● Aim:
Please return every one of the items below word for word, with no line changed.

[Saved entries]

—————

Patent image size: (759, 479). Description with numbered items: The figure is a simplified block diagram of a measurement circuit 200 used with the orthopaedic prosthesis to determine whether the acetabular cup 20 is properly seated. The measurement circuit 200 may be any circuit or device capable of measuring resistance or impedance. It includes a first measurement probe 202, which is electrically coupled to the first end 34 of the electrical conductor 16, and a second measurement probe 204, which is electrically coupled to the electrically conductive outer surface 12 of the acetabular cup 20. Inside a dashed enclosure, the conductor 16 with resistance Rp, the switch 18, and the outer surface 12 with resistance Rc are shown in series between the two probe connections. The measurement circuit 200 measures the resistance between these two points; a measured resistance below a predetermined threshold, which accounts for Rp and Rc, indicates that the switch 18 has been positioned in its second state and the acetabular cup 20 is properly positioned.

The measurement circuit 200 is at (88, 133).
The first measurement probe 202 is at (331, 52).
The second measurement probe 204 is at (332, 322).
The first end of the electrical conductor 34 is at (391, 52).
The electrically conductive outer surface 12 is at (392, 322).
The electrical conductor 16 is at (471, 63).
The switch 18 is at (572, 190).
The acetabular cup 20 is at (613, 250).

—————

● Exercise output:
Patent image size: (759, 479). Description with numbered items: The figure is a simplified block diagram of a measurement circuit 200 used with the orthopaedic prosthesis to determine whether the acetabular cup 20 is properly seated. The measurement circuit 200 may be any circuit or device capable of measuring resistance or impedance. It includes a first measurement probe 202, which is electrically coupled to the first end 34 of the electrical conductor 16, and a second measurement probe 204, which is electrically coupled to the electrically conductive outer surface 12 of the acetabular cup 20. Inside a dashed enclosure, the conductor 16 with resistance Rp, the switch 18, and the outer surface 12 with resistance Rc are shown in series between the two probe connections. The measurement circuit 200 measures the resistance between these two points; a measured resistance below a predetermined threshold, which accounts for Rp and Rc, indicates that the switch 18 has been positioned in its second state and the acetabular cup 20 is properly positioned.

The measurement circuit 200 is at (88, 133).
The first measurement probe 202 is at (331, 52).
The second measurement probe 204 is at (332, 322).
The first end of the electrical conductor 34 is at (391, 52).
The electrically conductive outer surface 12 is at (392, 322).
The electrical conductor 16 is at (471, 63).
The switch 18 is at (572, 190).
The acetabular cup 20 is at (613, 250).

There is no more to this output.